Sein Leben lang war er Zionist, doch erst mit 80 Jahren wanderte Walter Bingham nach Israel ein. In seinem früheren Leben erhielt er eine Tapferkeitsauszeichnung für militärische Verdienste, arbeitete als Model und Schauspieler. Hauptberuflich war er Journalist und erhielt kürzlich, mit 93 Jahren, einen Eintrag im „Guinness­-Buch der Rekorde“
Neben den zahlreichen Abzeichen ist ganz links auch die britische Militärmedaille MM zu sehen

Ob Israelis, Deutsche oder Briten – wenn Walter Bingham vor jungen Menschen erzählt, hören alle gespannt zu. Geboren wurde er 1924 als Wolfgang Billig in Karlsruhe: „Billig hat nichts mit dem deutschen Wort zu tun. Der Name kommt aus Galizien.“ Was genau er bedeutet, weiß Bingham nicht. „Mit dem Kindertransport bin ich im Alter von fünfzehneinhalb zusammen mit 7.500 anderen Kindern nach England geschickt worden.“ Das war einen Monat vor Kriegsbeginn.

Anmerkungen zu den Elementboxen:
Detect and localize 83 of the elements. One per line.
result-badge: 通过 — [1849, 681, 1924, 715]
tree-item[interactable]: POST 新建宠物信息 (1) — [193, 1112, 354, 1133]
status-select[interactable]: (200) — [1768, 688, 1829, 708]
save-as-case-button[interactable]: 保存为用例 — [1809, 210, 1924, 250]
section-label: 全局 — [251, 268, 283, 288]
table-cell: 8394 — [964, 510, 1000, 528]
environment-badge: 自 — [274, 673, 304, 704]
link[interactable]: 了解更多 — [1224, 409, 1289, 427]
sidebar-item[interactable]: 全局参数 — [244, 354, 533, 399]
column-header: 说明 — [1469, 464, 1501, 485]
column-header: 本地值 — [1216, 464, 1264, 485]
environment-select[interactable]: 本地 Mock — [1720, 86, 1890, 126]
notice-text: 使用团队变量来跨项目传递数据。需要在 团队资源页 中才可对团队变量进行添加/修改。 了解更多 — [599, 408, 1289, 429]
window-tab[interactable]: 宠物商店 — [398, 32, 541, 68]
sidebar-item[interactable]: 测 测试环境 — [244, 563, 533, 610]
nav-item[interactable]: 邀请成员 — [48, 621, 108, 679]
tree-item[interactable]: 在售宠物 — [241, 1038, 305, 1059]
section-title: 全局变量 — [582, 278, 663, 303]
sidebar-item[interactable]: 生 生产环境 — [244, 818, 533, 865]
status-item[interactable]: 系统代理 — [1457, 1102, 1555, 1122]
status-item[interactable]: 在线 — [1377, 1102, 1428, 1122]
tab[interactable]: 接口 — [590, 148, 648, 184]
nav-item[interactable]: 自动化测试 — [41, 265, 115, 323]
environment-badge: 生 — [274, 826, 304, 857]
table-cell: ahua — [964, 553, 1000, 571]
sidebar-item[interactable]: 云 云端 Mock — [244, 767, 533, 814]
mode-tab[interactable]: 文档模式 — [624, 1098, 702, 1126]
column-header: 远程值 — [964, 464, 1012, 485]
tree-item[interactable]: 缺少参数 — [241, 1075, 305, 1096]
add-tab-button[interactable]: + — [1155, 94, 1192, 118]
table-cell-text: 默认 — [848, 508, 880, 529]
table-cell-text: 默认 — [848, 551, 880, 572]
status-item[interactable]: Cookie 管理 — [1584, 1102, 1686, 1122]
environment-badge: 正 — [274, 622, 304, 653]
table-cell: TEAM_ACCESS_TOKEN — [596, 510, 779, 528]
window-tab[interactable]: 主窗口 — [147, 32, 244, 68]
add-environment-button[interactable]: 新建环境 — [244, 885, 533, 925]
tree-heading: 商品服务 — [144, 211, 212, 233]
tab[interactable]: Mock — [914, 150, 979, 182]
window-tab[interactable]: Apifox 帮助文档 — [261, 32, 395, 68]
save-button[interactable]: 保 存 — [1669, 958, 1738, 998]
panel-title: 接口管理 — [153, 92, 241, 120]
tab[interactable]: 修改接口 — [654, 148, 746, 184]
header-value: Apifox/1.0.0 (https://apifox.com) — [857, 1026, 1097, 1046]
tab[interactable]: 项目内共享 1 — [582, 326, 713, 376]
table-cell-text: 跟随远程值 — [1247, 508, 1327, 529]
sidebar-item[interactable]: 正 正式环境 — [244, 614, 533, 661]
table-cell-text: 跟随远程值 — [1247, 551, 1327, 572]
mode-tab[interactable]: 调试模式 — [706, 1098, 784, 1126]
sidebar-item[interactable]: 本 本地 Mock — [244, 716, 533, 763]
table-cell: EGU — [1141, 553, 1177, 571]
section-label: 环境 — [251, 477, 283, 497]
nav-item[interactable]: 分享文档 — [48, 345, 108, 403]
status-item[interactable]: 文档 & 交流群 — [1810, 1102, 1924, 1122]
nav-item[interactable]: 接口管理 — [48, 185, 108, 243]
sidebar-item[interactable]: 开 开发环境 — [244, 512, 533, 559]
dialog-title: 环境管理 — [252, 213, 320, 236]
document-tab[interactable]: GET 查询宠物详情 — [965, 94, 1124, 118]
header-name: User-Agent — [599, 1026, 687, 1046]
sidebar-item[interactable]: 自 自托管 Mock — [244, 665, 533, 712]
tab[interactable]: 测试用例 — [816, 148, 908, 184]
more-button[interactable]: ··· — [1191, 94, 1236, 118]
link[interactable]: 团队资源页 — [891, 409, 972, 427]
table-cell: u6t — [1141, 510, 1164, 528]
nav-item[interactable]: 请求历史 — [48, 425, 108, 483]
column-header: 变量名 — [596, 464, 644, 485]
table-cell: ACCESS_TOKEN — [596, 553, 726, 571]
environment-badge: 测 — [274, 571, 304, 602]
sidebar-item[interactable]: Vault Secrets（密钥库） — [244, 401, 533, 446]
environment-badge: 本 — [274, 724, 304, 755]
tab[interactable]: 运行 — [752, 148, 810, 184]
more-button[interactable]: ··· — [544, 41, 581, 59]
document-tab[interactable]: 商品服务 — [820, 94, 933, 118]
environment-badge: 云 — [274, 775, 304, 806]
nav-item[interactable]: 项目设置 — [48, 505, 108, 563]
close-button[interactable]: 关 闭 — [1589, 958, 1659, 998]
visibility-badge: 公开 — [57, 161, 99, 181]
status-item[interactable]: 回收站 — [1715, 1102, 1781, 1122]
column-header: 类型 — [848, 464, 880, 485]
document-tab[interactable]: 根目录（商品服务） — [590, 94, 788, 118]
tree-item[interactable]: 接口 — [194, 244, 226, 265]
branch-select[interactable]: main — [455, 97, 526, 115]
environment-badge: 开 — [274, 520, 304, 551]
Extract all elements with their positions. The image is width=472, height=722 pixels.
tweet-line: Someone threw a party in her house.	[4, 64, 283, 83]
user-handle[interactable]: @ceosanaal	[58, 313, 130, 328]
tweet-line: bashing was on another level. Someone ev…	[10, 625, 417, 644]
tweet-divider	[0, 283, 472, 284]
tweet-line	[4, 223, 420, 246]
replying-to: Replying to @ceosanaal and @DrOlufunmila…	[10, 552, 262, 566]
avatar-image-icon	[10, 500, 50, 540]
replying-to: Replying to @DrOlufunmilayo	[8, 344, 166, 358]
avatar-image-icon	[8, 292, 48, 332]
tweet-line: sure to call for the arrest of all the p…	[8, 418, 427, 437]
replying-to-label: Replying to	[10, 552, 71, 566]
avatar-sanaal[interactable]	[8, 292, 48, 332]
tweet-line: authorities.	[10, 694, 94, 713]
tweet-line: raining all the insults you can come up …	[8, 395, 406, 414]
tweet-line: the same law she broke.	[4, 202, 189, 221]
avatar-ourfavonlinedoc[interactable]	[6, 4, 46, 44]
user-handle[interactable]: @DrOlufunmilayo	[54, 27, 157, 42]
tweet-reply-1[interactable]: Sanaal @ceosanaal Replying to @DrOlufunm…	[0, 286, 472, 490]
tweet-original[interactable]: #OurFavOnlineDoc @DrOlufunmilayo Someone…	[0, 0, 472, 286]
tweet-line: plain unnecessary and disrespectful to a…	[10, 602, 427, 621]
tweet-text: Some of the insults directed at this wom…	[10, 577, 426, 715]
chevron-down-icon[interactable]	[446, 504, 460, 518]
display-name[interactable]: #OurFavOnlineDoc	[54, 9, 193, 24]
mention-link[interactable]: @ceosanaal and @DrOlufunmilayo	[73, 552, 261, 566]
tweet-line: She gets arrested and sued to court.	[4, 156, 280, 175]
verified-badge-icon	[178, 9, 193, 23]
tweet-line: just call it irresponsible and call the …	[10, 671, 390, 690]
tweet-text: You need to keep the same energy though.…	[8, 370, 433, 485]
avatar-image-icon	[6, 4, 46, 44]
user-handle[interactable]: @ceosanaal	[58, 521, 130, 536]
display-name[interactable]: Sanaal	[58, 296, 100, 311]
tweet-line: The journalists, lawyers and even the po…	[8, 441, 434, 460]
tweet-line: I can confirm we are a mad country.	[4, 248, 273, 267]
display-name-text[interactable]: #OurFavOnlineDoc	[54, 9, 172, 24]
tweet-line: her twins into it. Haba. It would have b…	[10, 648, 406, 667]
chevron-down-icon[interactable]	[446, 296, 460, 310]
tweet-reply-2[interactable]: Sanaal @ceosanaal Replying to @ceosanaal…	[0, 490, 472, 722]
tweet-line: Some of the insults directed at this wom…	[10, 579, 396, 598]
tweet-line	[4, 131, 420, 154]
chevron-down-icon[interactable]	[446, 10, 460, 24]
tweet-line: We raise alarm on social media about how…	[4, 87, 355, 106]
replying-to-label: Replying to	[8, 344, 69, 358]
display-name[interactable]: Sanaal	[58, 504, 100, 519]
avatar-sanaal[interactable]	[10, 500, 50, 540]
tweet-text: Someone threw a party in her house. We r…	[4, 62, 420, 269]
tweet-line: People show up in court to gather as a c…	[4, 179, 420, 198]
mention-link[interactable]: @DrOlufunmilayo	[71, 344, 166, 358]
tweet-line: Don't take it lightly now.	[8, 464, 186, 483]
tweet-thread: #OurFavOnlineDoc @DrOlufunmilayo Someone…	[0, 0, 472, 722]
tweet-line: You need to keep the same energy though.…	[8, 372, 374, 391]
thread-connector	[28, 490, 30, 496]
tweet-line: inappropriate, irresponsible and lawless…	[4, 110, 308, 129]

§ **ZU ERLEDIGEN**
#1 Unter welchem Namen wurde Walter Bingham laut dem Text über ihn geboren?
#2 Schreibe aus dem Text über Walter Bingham alles von „Ob Israelis, Deutsche“ bis hinunter zu „Monat vor Kriegsbeginn.“ wortgetreu ab.
#3 Schreibe den Text über Walter Bingham im Anschluss an seinen letzten Satz weiter.
Die Auflistung stammt aus einer anderen Quelle.

§ **ANTWORTEN IM EINZELNEN**
#1 Als Wolfgang Billig.

#2
Ob Israelis, Deutsche oder Briten – wenn Walter Bingham vor jungen Menschen erzählt, hören alle gespannt zu. Geboren wurde er 1924 als Wolfgang Billig in Karlsruhe: „Billig hat nichts mit dem deutschen Wort zu tun. Der Name kommt aus Galizien.“ Was genau er bedeutet, weiß Bingham nicht. „Mit dem Kindertransport bin ich im Alter von fünfzehneinhalb zusammen mit 7.500 anderen Kindern nach England geschickt worden.“ Das war einen Monat vor Kriegsbeginn.

#3
Dort nahm er an einem zionistischen Landwirtschaftsprojekt teil, das Jugendliche auf ihre Ausreise ins britische Mandatsgebiet Palästina vorbereiten sollte. Weil er einen polnischen Pass hatte, wurde er mit 18 Jahren in den Armeedienst eingezogen, hatte aber die Möglichkeit, zur britischen Armee zu wechseln, wo er als Krankenwagenfahrer eingesetzt wurde. In dieser Zeit änderte er seinen Namen. 1944 war er Teil der Invasion in die Normandie und war inmitten der Kämpfe einer der Frontkämpfer.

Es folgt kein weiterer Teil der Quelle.